--- RECORD SET ---
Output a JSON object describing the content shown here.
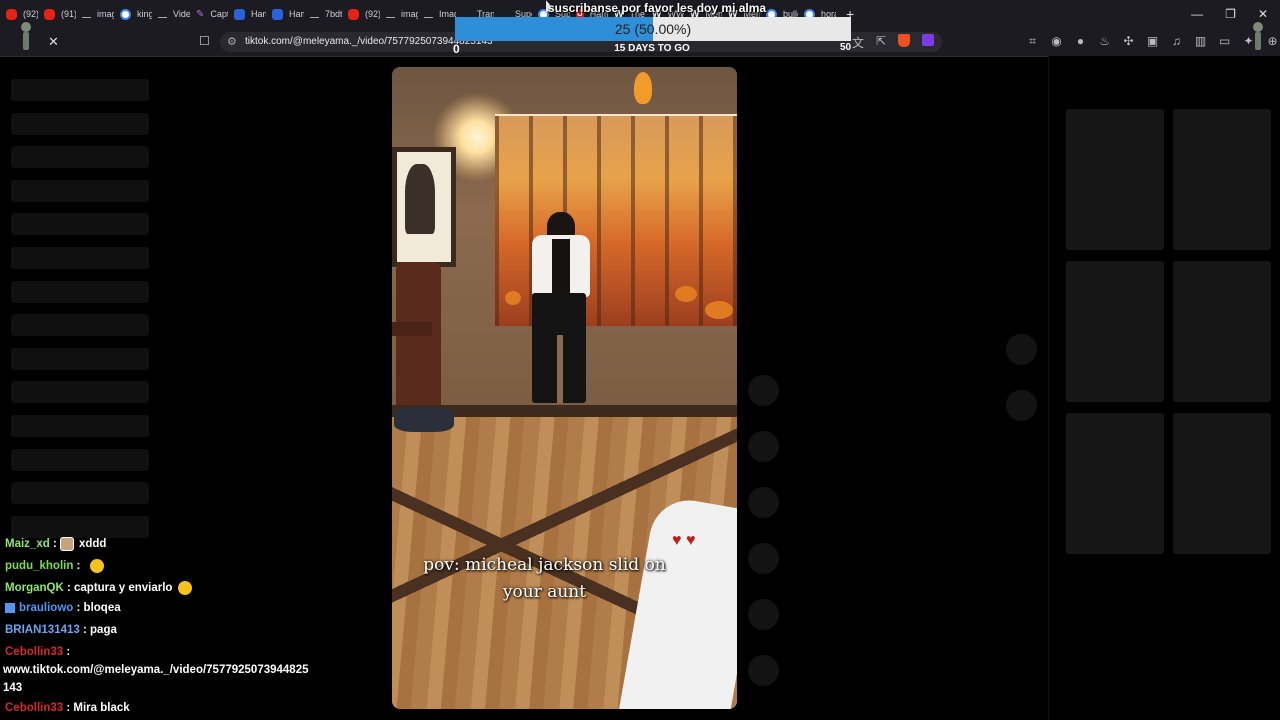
{
  "tabs": [
    {
      "label": "(92)",
      "icon": "youtube-icon"
    },
    {
      "label": "(91)",
      "icon": "youtube-icon"
    },
    {
      "label": "imag",
      "icon": "line-icon"
    },
    {
      "label": "king",
      "icon": "google-icon"
    },
    {
      "label": "Vide",
      "icon": "line-icon"
    },
    {
      "label": "Capt",
      "icon": "pen-icon"
    },
    {
      "label": "Ham",
      "icon": "blue-icon"
    },
    {
      "label": "Ham",
      "icon": "blue-icon"
    },
    {
      "label": "7bdt",
      "icon": "line-icon"
    },
    {
      "label": "(92)",
      "icon": "youtube-icon"
    },
    {
      "label": "imag",
      "icon": "line-icon"
    },
    {
      "label": "Imag",
      "icon": "line-icon"
    },
    {
      "label": "Tran",
      "icon": "line-icon"
    },
    {
      "label": "Supe",
      "icon": "line-icon"
    },
    {
      "label": "Sup",
      "icon": "google-icon"
    },
    {
      "label": "Ham",
      "icon": "u-icon"
    },
    {
      "label": "The",
      "icon": "w-icon"
    },
    {
      "label": "WW",
      "icon": "w-icon"
    },
    {
      "label": "Men",
      "icon": "w-icon"
    },
    {
      "label": "Men",
      "icon": "w-icon"
    },
    {
      "label": "bulle",
      "icon": "google-icon"
    },
    {
      "label": "hora",
      "icon": "google-icon"
    }
  ],
  "browser": {
    "url": "tiktok.com/@meleyama._/video/7577925073944825143",
    "close_glyph": "✕",
    "new_tab_glyph": "+",
    "minimize_glyph": "—",
    "restore_glyph": "❐",
    "window_close_glyph": "✕"
  },
  "overlay": {
    "title": "suscribanse por favor les doy mi alma",
    "goal_text": "25 (50.00%)",
    "goal_fraction": 0.5,
    "goal_min": "0",
    "goal_max": "50",
    "goal_sub": "15 DAYS TO GO",
    "accent": "#2e8fd8"
  },
  "video": {
    "caption_line1": "pov: micheal jackson slid on",
    "caption_line2": "your aunt"
  },
  "chat": [
    {
      "user": "Maiz_xd",
      "user_color": "#8ee86a",
      "message": "xddd",
      "emote": "face"
    },
    {
      "user": "pudu_kholin",
      "user_color": "#7fdc4e",
      "message": "",
      "emote": "yellow"
    },
    {
      "user": "MorganQK",
      "user_color": "#8ee86a",
      "message": "captura y enviarlo",
      "emote": "yellow"
    },
    {
      "user": "brauliowo",
      "user_color": "#4f97f3",
      "message": "bloqea",
      "emote": ""
    },
    {
      "user": "BRIAN131413",
      "user_color": "#6aa5f0",
      "message": "paga",
      "emote": ""
    },
    {
      "user": "Cebollin33",
      "user_color": "#d42a2a",
      "message": "",
      "emote": ""
    },
    {
      "line": "www.tiktok.com/@meleyama._/video/7577925073944825"
    },
    {
      "line": "143"
    },
    {
      "user": "Cebollin33",
      "user_color": "#d42a2a",
      "message": "Mira black",
      "emote": ""
    }
  ],
  "chat_sep": " : "
}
---
**WHAT TO WORK ON:** Omit the pictures and reproduce the listing exactly.

**WRITTEN ANSWER:**
Output a JSON object describing the content shown here.
{
  "tabs": [
    {
      "label": "(92)",
      "icon": "youtube-icon"
    },
    {
      "label": "(91)",
      "icon": "youtube-icon"
    },
    {
      "label": "imag",
      "icon": "line-icon"
    },
    {
      "label": "king",
      "icon": "google-icon"
    },
    {
      "label": "Vide",
      "icon": "line-icon"
    },
    {
      "label": "Capt",
      "icon": "pen-icon"
    },
    {
      "label": "Ham",
      "icon": "blue-icon"
    },
    {
      "label": "Ham",
      "icon": "blue-icon"
    },
    {
      "label": "7bdt",
      "icon": "line-icon"
    },
    {
      "label": "(92)",
      "icon": "youtube-icon"
    },
    {
      "label": "imag",
      "icon": "line-icon"
    },
    {
      "label": "Imag",
      "icon": "line-icon"
    },
    {
      "label": "Tran",
      "icon": "line-icon"
    },
    {
      "label": "Supe",
      "icon": "line-icon"
    },
    {
      "label": "Sup",
      "icon": "google-icon"
    },
    {
      "label": "Ham",
      "icon": "u-icon"
    },
    {
      "label": "The",
      "icon": "w-icon"
    },
    {
      "label": "WW",
      "icon": "w-icon"
    },
    {
      "label": "Men",
      "icon": "w-icon"
    },
    {
      "label": "Men",
      "icon": "w-icon"
    },
    {
      "label": "bulle",
      "icon": "google-icon"
    },
    {
      "label": "hora",
      "icon": "google-icon"
    }
  ],
  "browser": {
    "url": "tiktok.com/@meleyama._/video/7577925073944825143",
    "close_glyph": "✕",
    "new_tab_glyph": "+",
    "minimize_glyph": "—",
    "restore_glyph": "❐",
    "window_close_glyph": "✕"
  },
  "overlay": {
    "title": "suscribanse por favor les doy mi alma",
    "goal_text": "25 (50.00%)",
    "goal_fraction": 0.5,
    "goal_min": "0",
    "goal_max": "50",
    "goal_sub": "15 DAYS TO GO",
    "accent": "#2e8fd8"
  },
  "video": {
    "caption_line1": "pov: micheal jackson slid on",
    "caption_line2": "your aunt"
  },
  "chat": [
    {
      "user": "Maiz_xd",
      "user_color": "#8ee86a",
      "message": "xddd",
      "emote": "face"
    },
    {
      "user": "pudu_kholin",
      "user_color": "#7fdc4e",
      "message": "",
      "emote": "yellow"
    },
    {
      "user": "MorganQK",
      "user_color": "#8ee86a",
      "message": "captura y enviarlo",
      "emote": "yellow"
    },
    {
      "user": "brauliowo",
      "user_color": "#4f97f3",
      "message": "bloqea",
      "emote": ""
    },
    {
      "user": "BRIAN131413",
      "user_color": "#6aa5f0",
      "message": "paga",
      "emote": ""
    },
    {
      "user": "Cebollin33",
      "user_color": "#d42a2a",
      "message": "",
      "emote": ""
    },
    {
      "line": "www.tiktok.com/@meleyama._/video/7577925073944825"
    },
    {
      "line": "143"
    },
    {
      "user": "Cebollin33",
      "user_color": "#d42a2a",
      "message": "Mira black",
      "emote": ""
    }
  ],
  "chat_sep": " : "
}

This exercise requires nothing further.